> PROBLEM DETAILS: Look through the data below and return each line where "дневна" appears.

<<<<

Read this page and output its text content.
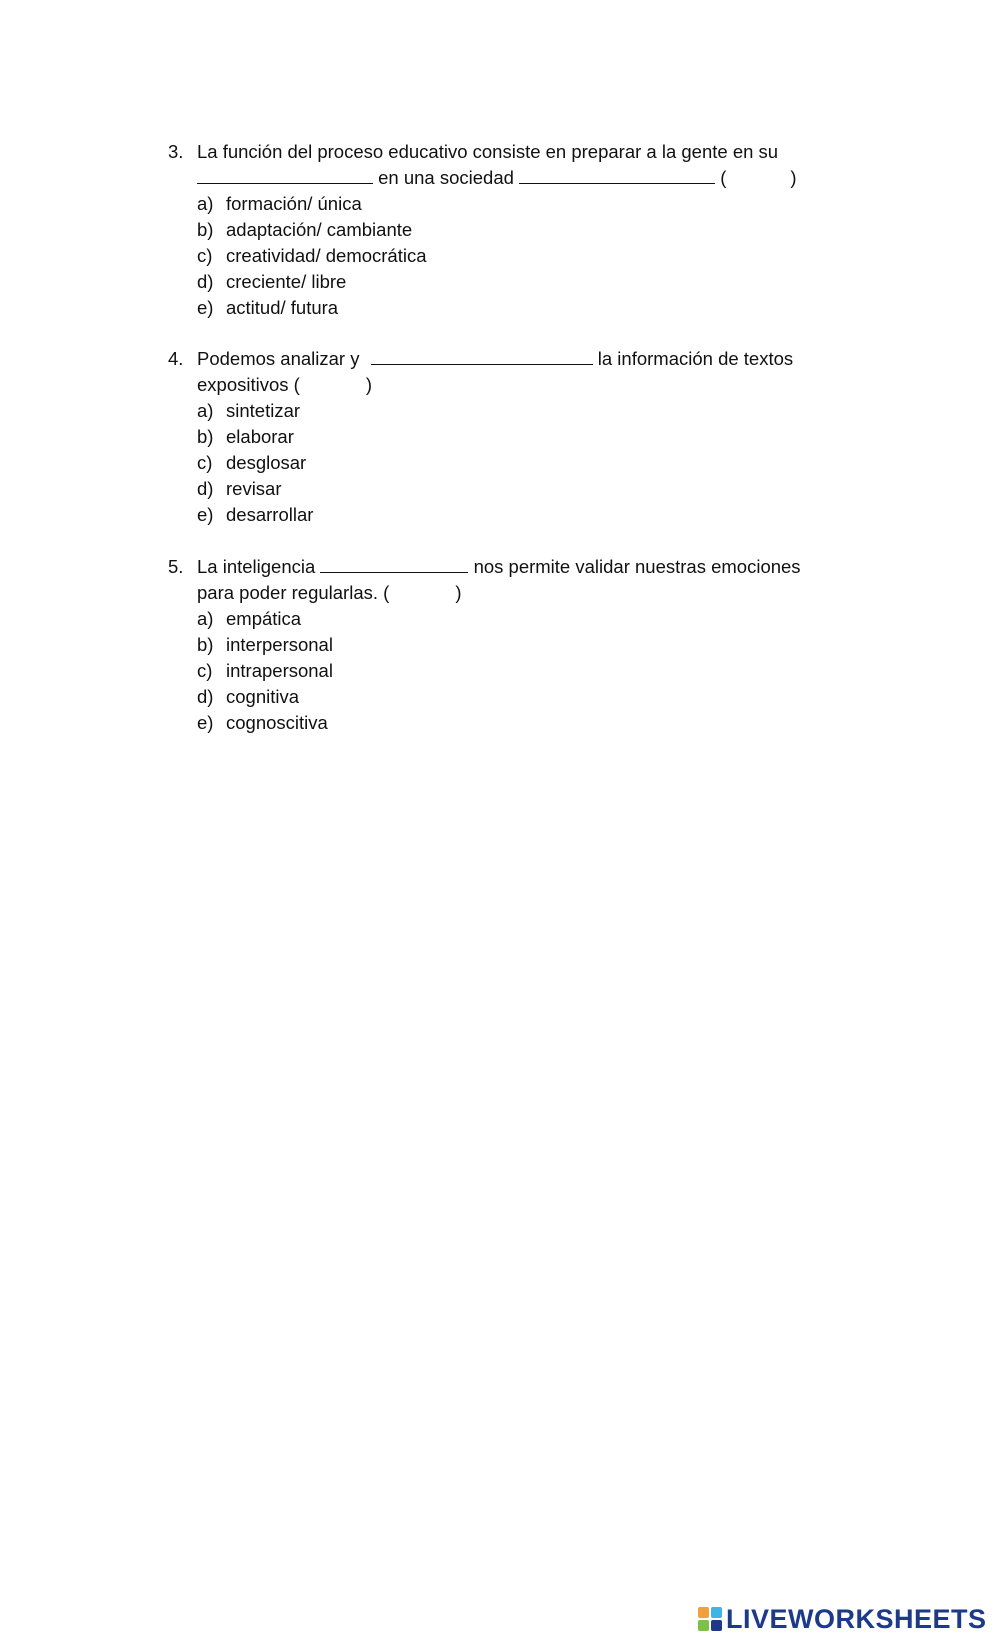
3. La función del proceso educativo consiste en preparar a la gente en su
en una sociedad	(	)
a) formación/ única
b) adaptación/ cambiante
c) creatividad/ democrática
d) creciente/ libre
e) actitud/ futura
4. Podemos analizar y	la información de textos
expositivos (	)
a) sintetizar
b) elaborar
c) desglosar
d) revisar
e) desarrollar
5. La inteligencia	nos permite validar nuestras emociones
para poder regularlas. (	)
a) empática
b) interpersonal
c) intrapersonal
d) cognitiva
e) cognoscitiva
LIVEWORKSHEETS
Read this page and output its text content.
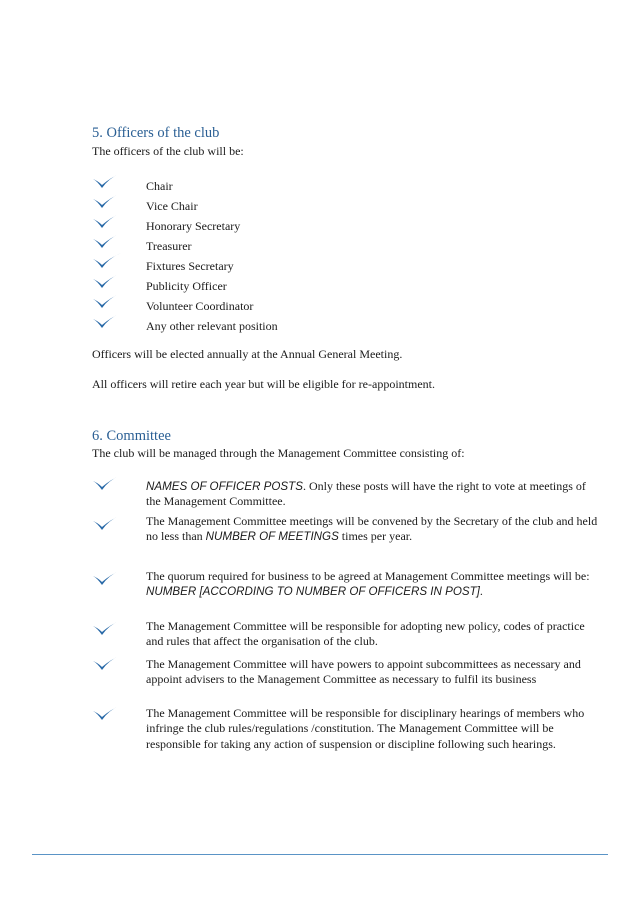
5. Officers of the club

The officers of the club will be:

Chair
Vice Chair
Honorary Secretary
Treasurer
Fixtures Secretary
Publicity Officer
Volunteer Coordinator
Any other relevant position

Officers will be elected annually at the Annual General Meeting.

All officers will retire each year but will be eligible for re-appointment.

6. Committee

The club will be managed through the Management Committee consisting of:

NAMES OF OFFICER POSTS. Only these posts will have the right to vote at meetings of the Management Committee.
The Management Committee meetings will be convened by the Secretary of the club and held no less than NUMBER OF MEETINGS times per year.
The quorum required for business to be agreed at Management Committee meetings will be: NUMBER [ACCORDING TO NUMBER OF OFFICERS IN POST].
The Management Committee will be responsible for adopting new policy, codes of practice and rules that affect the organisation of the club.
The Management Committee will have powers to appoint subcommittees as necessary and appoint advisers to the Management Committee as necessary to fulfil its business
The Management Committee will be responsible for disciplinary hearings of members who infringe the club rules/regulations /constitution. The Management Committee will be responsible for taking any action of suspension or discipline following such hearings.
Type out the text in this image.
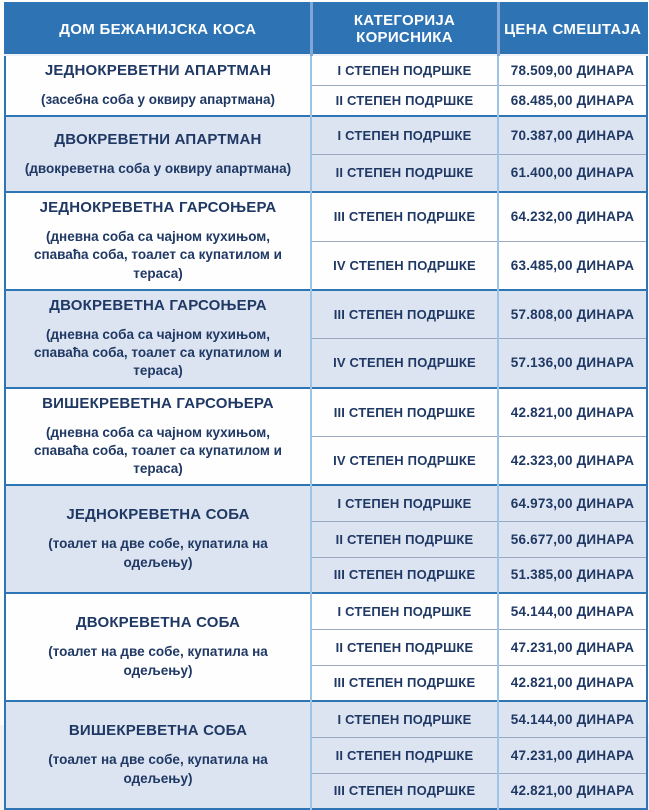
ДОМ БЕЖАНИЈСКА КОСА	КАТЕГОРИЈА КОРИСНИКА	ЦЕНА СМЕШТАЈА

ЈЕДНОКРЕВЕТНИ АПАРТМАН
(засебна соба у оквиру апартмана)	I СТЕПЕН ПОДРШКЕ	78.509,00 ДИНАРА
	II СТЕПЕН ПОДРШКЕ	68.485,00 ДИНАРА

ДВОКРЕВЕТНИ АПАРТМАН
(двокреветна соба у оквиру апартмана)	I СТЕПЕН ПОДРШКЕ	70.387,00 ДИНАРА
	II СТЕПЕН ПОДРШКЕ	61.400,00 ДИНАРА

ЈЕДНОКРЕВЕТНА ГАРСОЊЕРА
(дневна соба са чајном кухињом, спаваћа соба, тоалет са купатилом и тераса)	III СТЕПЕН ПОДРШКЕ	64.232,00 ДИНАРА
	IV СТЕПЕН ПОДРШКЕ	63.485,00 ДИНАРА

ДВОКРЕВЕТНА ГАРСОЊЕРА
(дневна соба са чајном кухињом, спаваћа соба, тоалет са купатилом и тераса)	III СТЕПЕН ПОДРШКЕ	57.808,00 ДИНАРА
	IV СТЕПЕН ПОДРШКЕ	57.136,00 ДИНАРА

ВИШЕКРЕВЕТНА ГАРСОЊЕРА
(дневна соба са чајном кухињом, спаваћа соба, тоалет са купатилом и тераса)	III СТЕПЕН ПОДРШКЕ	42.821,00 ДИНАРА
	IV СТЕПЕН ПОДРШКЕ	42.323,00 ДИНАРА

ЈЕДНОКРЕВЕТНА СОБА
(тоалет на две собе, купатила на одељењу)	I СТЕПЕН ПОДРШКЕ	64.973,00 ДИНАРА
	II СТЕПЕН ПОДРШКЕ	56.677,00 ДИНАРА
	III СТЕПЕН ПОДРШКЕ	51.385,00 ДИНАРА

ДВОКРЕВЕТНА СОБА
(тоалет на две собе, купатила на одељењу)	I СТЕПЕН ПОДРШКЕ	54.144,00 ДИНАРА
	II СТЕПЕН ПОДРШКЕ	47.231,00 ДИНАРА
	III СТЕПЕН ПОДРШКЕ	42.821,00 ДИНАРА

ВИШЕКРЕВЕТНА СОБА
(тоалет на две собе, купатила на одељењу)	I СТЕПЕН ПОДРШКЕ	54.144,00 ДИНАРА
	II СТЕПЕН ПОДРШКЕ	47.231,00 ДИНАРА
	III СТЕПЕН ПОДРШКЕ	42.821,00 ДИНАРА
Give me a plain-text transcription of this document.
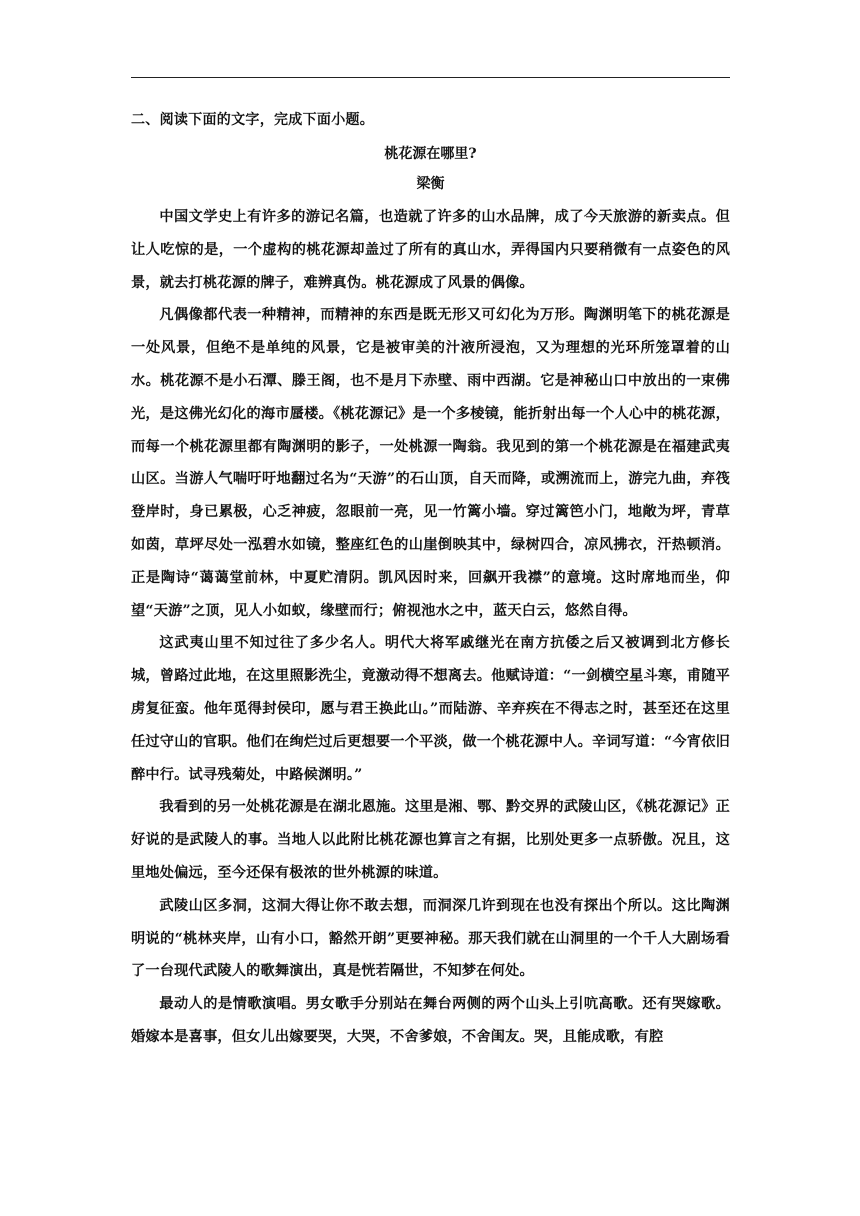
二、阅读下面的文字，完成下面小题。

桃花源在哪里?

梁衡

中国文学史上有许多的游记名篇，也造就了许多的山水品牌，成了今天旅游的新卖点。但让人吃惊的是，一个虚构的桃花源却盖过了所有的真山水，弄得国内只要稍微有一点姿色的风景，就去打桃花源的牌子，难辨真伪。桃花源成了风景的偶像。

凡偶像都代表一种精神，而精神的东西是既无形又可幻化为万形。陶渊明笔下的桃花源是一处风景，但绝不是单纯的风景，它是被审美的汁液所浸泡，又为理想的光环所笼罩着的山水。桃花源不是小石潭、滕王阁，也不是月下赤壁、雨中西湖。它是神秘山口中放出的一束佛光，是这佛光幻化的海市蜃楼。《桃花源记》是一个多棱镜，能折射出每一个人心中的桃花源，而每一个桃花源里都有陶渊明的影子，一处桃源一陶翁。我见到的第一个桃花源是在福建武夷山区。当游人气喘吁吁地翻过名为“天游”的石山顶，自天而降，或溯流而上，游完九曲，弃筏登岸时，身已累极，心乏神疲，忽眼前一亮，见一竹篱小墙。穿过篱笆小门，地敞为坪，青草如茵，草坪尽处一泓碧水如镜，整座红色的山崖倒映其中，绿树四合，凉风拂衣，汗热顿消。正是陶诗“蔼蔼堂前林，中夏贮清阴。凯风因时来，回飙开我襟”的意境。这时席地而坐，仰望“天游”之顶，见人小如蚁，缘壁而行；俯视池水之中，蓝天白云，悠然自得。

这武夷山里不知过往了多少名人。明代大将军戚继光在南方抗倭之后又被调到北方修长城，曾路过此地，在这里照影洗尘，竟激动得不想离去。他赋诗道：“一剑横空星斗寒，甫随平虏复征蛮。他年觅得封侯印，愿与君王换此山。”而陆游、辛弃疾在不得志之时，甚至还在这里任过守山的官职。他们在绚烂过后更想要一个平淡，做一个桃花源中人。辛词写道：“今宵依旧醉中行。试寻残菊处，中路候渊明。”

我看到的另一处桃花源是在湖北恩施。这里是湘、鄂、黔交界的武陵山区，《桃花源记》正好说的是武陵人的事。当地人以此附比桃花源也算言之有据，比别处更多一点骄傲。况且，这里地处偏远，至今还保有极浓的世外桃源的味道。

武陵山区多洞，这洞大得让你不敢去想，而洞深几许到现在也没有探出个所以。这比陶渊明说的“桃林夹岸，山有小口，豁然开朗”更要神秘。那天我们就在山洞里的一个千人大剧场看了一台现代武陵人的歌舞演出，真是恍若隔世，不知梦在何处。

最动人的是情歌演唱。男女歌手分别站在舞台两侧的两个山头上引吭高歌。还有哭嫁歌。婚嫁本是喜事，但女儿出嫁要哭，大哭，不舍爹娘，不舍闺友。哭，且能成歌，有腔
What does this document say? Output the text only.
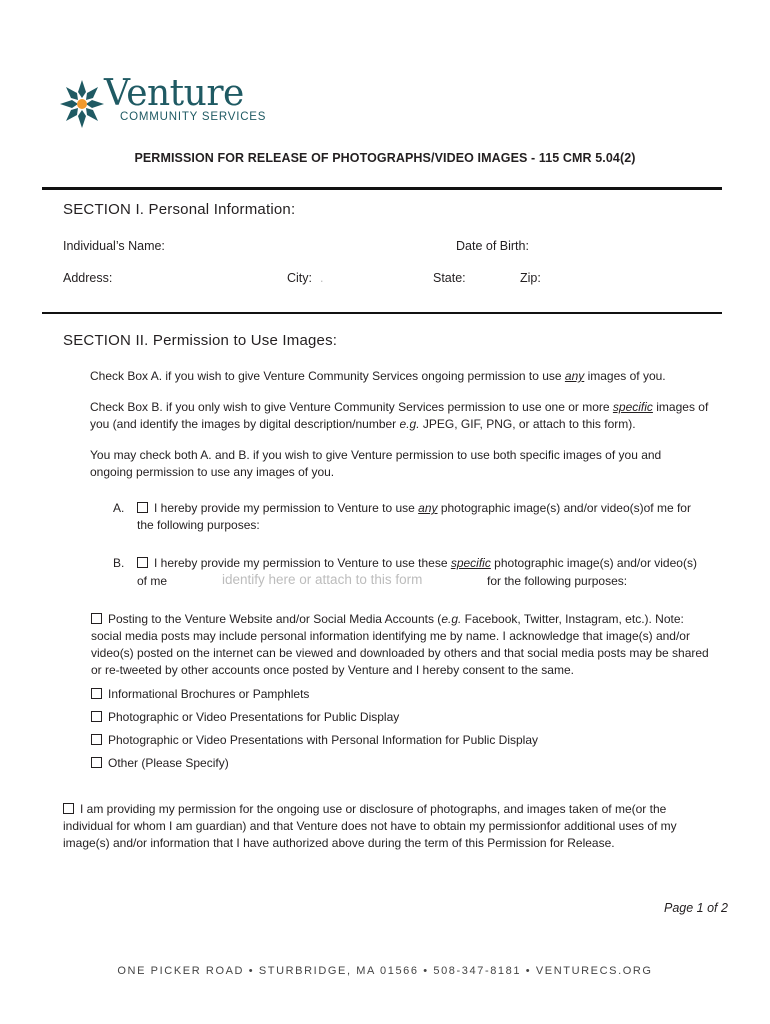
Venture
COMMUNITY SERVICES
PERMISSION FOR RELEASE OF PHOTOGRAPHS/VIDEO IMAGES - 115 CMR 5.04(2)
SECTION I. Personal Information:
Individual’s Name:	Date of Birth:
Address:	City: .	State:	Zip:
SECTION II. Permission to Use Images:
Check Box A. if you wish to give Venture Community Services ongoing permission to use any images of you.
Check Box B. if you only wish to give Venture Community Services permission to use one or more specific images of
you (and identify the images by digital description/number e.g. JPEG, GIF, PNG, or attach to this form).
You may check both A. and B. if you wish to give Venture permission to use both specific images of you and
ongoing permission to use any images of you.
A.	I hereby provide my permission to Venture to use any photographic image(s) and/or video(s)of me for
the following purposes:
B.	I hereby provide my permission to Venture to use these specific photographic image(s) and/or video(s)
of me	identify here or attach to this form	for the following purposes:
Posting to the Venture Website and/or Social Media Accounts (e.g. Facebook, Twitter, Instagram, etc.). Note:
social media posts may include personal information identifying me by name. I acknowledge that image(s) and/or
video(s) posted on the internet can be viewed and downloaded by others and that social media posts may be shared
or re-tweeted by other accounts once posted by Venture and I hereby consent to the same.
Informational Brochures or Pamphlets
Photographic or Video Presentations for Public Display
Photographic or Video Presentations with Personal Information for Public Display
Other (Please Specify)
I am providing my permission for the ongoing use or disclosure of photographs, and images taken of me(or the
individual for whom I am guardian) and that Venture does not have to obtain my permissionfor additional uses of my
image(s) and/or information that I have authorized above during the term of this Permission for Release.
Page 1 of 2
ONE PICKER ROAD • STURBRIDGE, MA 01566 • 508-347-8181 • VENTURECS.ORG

>>>>

> SOLUTION TO THIS TASK:
(дневна соба са чајном кухињом, спаваћа соба, тоалет са купатилом и тераса)	III СТЕПЕН ПОДРШКЕ	64.232,00 ДИНАРА
(дневна соба са чајном кухињом, спаваћа соба, тоалет са купатилом и тераса)	III СТЕПЕН ПОДРШКЕ	57.808,00 ДИНАРА
(дневна соба са чајном кухињом, спаваћа соба, тоалет са купатилом и тераса)	III СТЕПЕН ПОДРШКЕ	42.821,00 ДИНАРА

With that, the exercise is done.